[Records from a dataset]
****************
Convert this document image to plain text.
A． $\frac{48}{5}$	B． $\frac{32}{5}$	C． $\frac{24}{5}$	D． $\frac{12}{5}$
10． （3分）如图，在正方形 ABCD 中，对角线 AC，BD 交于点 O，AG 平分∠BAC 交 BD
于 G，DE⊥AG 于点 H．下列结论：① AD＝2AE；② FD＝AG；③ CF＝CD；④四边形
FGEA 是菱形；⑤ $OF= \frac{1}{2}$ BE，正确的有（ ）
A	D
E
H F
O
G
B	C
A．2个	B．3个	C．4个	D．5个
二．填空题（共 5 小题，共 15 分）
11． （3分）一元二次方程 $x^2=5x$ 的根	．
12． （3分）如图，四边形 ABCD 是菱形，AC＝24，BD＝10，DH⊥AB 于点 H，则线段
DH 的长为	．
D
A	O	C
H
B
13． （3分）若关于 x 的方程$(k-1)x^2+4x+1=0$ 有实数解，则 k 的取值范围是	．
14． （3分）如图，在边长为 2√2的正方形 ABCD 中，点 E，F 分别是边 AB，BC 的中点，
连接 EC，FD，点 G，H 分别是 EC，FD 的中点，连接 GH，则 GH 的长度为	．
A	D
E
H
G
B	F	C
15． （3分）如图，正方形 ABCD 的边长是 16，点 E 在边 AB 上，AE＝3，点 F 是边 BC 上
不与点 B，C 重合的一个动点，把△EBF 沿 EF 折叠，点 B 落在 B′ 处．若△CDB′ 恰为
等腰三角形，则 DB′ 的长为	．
****************
Print all of the data exactly as it was given.

Task answer »
Convert this document image to plain text.
A． $\frac{48}{5}$	B． $\frac{32}{5}$	C． $\frac{24}{5}$	D． $\frac{12}{5}$
10． （3分）如图，在正方形 ABCD 中，对角线 AC，BD 交于点 O，AG 平分∠BAC 交 BD
于 G，DE⊥AG 于点 H．下列结论：① AD＝2AE；② FD＝AG；③ CF＝CD；④四边形
FGEA 是菱形；⑤ $OF= \frac{1}{2}$ BE，正确的有（ ）
A	D
E
H F
O
G
B	C
A．2个	B．3个	C．4个	D．5个
二．填空题（共 5 小题，共 15 分）
11． （3分）一元二次方程 $x^2=5x$ 的根	．
12． （3分）如图，四边形 ABCD 是菱形，AC＝24，BD＝10，DH⊥AB 于点 H，则线段
DH 的长为	．
D
A	O	C
H
B
13． （3分）若关于 x 的方程$(k-1)x^2+4x+1=0$ 有实数解，则 k 的取值范围是	．
14． （3分）如图，在边长为 2√2的正方形 ABCD 中，点 E，F 分别是边 AB，BC 的中点，
连接 EC，FD，点 G，H 分别是 EC，FD 的中点，连接 GH，则 GH 的长度为	．
A	D
E
H
G
B	F	C
15． （3分）如图，正方形 ABCD 的边长是 16，点 E 在边 AB 上，AE＝3，点 F 是边 BC 上
不与点 B，C 重合的一个动点，把△EBF 沿 EF 折叠，点 B 落在 B′ 处．若△CDB′ 恰为
等腰三角形，则 DB′ 的长为	．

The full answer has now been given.